What you need to do →
Write the entries below out again exactly; any picture in them stays out.

(Records from a data source)

Start

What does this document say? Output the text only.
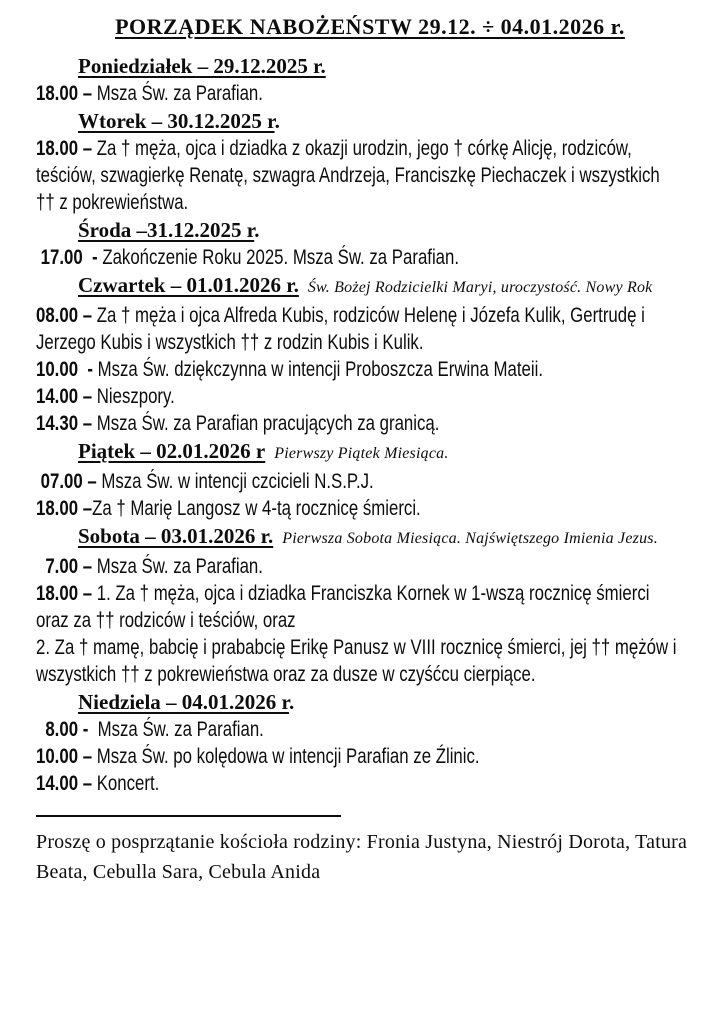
PORZĄDEK NABOŻEŃSTW 29.12. ÷ 04.01.2026 r.
Poniedziałek – 29.12.2025 r.
18.00 – Msza Św. za Parafian.
Wtorek – 30.12.2025 r.
18.00 – Za † męża, ojca i dziadka z okazji urodzin, jego † córkę Alicję, rodziców,
teściów, szwagierkę Renatę, szwagra Andrzeja, Franciszkę Piechaczek i wszystkich
†† z pokrewieństwa.
Środa –31.12.2025 r.
17.00  - Zakończenie Roku 2025. Msza Św. za Parafian.
Czwartek – 01.01.2026 r. Św. Bożej Rodzicielki Maryi, uroczystość. Nowy Rok
08.00 – Za † męża i ojca Alfreda Kubis, rodziców Helenę i Józefa Kulik, Gertrudę i
Jerzego Kubis i wszystkich †† z rodzin Kubis i Kulik.
10.00  - Msza Św. dziękczynna w intencji Proboszcza Erwina Mateii.
14.00 – Nieszpory.
14.30 – Msza Św. za Parafian pracujących za granicą.
Piątek – 02.01.2026 r Pierwszy Piątek Miesiąca.
07.00 – Msza Św. w intencji czcicieli N.S.P.J.
18.00 –Za † Marię Langosz w 4-tą rocznicę śmierci.
Sobota – 03.01.2026 r. Pierwsza Sobota Miesiąca. Najświętszego Imienia Jezus.
7.00 – Msza Św. za Parafian.
18.00 – 1. Za † męża, ojca i dziadka Franciszka Kornek w 1-wszą rocznicę śmierci
oraz za †† rodziców i teściów, oraz
2. Za † mamę, babcię i prababcię Erikę Panusz w VIII rocznicę śmierci, jej †† mężów i
wszystkich †† z pokrewieństwa oraz za dusze w czyśćcu cierpiące.
Niedziela – 04.01.2026 r.
8.00 -  Msza Św. za Parafian.
10.00 – Msza Św. po kolędowa w intencji Parafian ze Źlinic.
14.00 – Koncert.

Proszę o posprzątanie kościoła rodziny: Fronia Justyna, Niestrój Dorota, Tatura

Beata, Cebulla Sara, Cebula Anida
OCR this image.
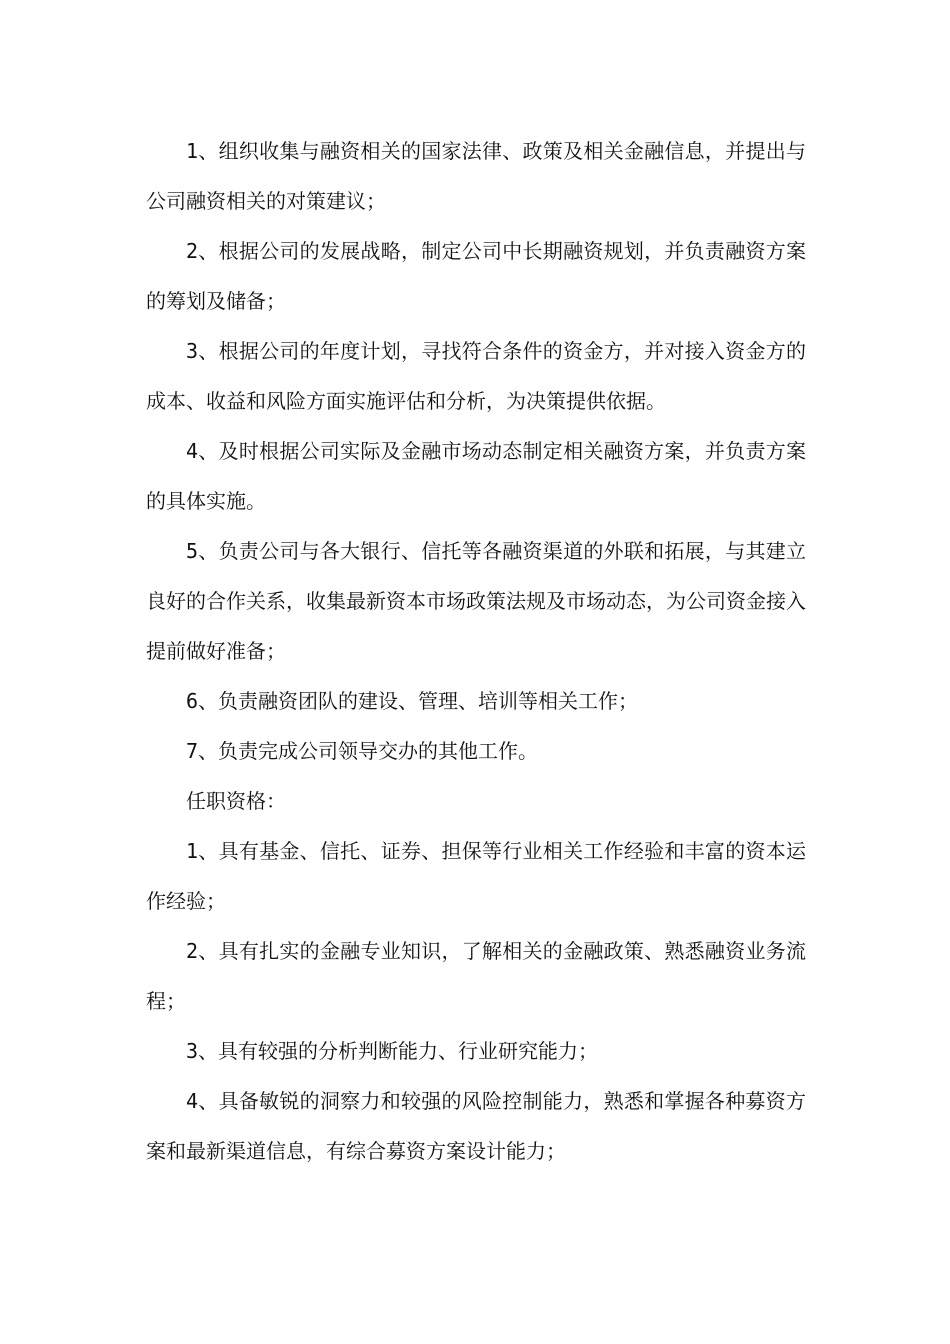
1、组织收集与融资相关的国家法律、政策及相关金融信息，并提出与公司融资相关的对策建议；

2、根据公司的发展战略，制定公司中长期融资规划，并负责融资方案的筹划及储备；

3、根据公司的年度计划，寻找符合条件的资金方，并对接入资金方的成本、收益和风险方面实施评估和分析，为决策提供依据。

4、及时根据公司实际及金融市场动态制定相关融资方案，并负责方案的具体实施。

5、负责公司与各大银行、信托等各融资渠道的外联和拓展，与其建立良好的合作关系，收集最新资本市场政策法规及市场动态，为公司资金接入提前做好准备；

6、负责融资团队的建设、管理、培训等相关工作；

7、负责完成公司领导交办的其他工作。

任职资格：

1、具有基金、信托、证券、担保等行业相关工作经验和丰富的资本运作经验；

2、具有扎实的金融专业知识，了解相关的金融政策、熟悉融资业务流程；

3、具有较强的分析判断能力、行业研究能力；

4、具备敏锐的洞察力和较强的风险控制能力，熟悉和掌握各种募资方案和最新渠道信息，有综合募资方案设计能力；
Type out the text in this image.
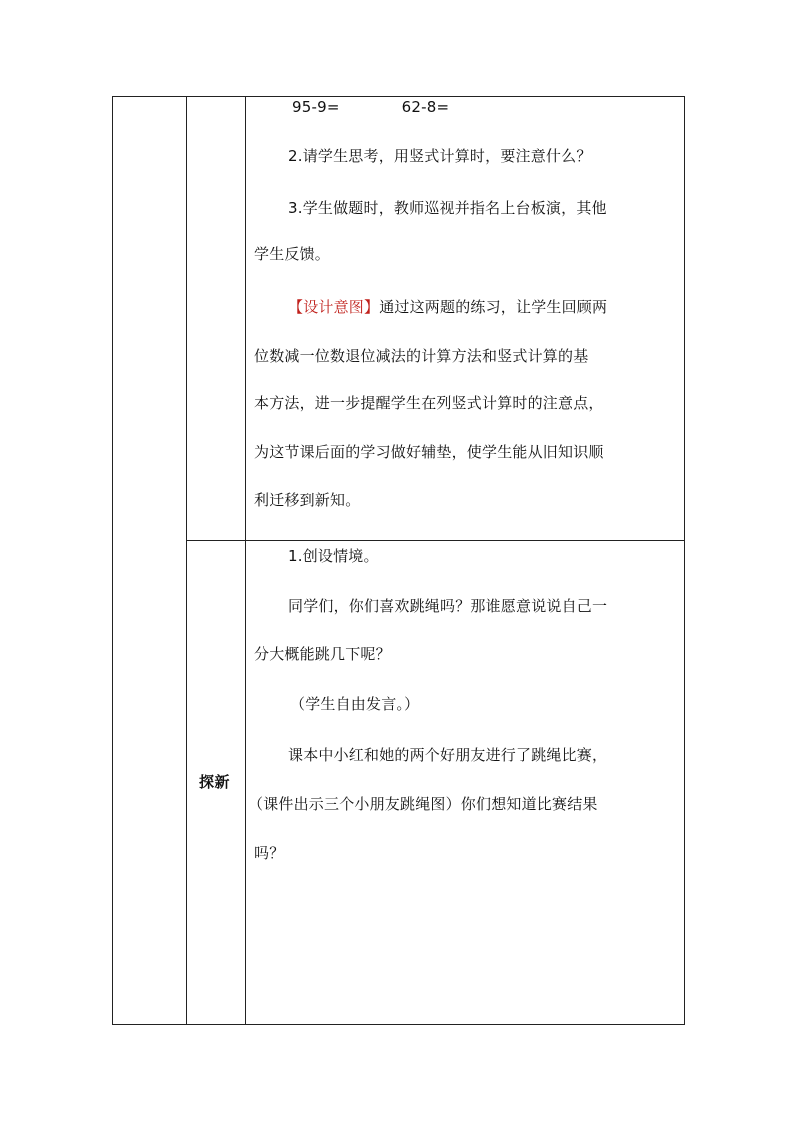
95-9=	62-8=
2.请学生思考，用竖式计算时，要注意什么？
3.学生做题时，教师巡视并指名上台板演，其他
学生反馈。
【设计意图】通过这两题的练习，让学生回顾两
位数减一位数退位减法的计算方法和竖式计算的基
本方法，进一步提醒学生在列竖式计算时的注意点，
为这节课后面的学习做好辅垫，使学生能从旧知识顺
利迁移到新知。
探新
1.创设情境。
同学们，你们喜欢跳绳吗？那谁愿意说说自己一
分大概能跳几下呢？
（学生自由发言。）
课本中小红和她的两个好朋友进行了跳绳比赛，
（课件出示三个小朋友跳绳图）你们想知道比赛结果
吗？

End

Answer to this problem →
What does this document say? Output the text only.
PORZĄDEK NABOŻEŃSTW 29.12. ÷ 04.01.2026 r.
Poniedziałek – 29.12.2025 r.
18.00 – Msza Św. za Parafian.
Wtorek – 30.12.2025 r.
18.00 – Za † męża, ojca i dziadka z okazji urodzin, jego † córkę Alicję, rodziców,
teściów, szwagierkę Renatę, szwagra Andrzeja, Franciszkę Piechaczek i wszystkich
†† z pokrewieństwa.
Środa –31.12.2025 r.
17.00  - Zakończenie Roku 2025. Msza Św. za Parafian.
Czwartek – 01.01.2026 r. Św. Bożej Rodzicielki Maryi, uroczystość. Nowy Rok
08.00 – Za † męża i ojca Alfreda Kubis, rodziców Helenę i Józefa Kulik, Gertrudę i
Jerzego Kubis i wszystkich †† z rodzin Kubis i Kulik.
10.00  - Msza Św. dziękczynna w intencji Proboszcza Erwina Mateii.
14.00 – Nieszpory.
14.30 – Msza Św. za Parafian pracujących za granicą.
Piątek – 02.01.2026 r Pierwszy Piątek Miesiąca.
07.00 – Msza Św. w intencji czcicieli N.S.P.J.
18.00 –Za † Marię Langosz w 4-tą rocznicę śmierci.
Sobota – 03.01.2026 r. Pierwsza Sobota Miesiąca. Najświętszego Imienia Jezus.
7.00 – Msza Św. za Parafian.
18.00 – 1. Za † męża, ojca i dziadka Franciszka Kornek w 1-wszą rocznicę śmierci
oraz za †† rodziców i teściów, oraz
2. Za † mamę, babcię i prababcię Erikę Panusz w VIII rocznicę śmierci, jej †† mężów i
wszystkich †† z pokrewieństwa oraz za dusze w czyśćcu cierpiące.
Niedziela – 04.01.2026 r.
8.00 -  Msza Św. za Parafian.
10.00 – Msza Św. po kolędowa w intencji Parafian ze Źlinic.
14.00 – Koncert.

Proszę o posprzątanie kościoła rodziny: Fronia Justyna, Niestrój Dorota, Tatura

Beata, Cebulla Sara, Cebula Anida
OCR this image.
1、组织收集与融资相关的国家法律、政策及相关金融信息，并提出与公司融资相关的对策建议；

2、根据公司的发展战略，制定公司中长期融资规划，并负责融资方案的筹划及储备；

3、根据公司的年度计划，寻找符合条件的资金方，并对接入资金方的成本、收益和风险方面实施评估和分析，为决策提供依据。

4、及时根据公司实际及金融市场动态制定相关融资方案，并负责方案的具体实施。

5、负责公司与各大银行、信托等各融资渠道的外联和拓展，与其建立良好的合作关系，收集最新资本市场政策法规及市场动态，为公司资金接入提前做好准备；

6、负责融资团队的建设、管理、培训等相关工作；

7、负责完成公司领导交办的其他工作。

任职资格：

1、具有基金、信托、证券、担保等行业相关工作经验和丰富的资本运作经验；

2、具有扎实的金融专业知识，了解相关的金融政策、熟悉融资业务流程；

3、具有较强的分析判断能力、行业研究能力；

4、具备敏锐的洞察力和较强的风险控制能力，熟悉和掌握各种募资方案和最新渠道信息，有综合募资方案设计能力；
Type out the text in this image.
95-9=	62-8=
2.请学生思考，用竖式计算时，要注意什么？
3.学生做题时，教师巡视并指名上台板演，其他
学生反馈。
【设计意图】通过这两题的练习，让学生回顾两
位数减一位数退位减法的计算方法和竖式计算的基
本方法，进一步提醒学生在列竖式计算时的注意点，
为这节课后面的学习做好辅垫，使学生能从旧知识顺
利迁移到新知。
探新
1.创设情境。
同学们，你们喜欢跳绳吗？那谁愿意说说自己一
分大概能跳几下呢？
（学生自由发言。）
课本中小红和她的两个好朋友进行了跳绳比赛，
（课件出示三个小朋友跳绳图）你们想知道比赛结果
吗？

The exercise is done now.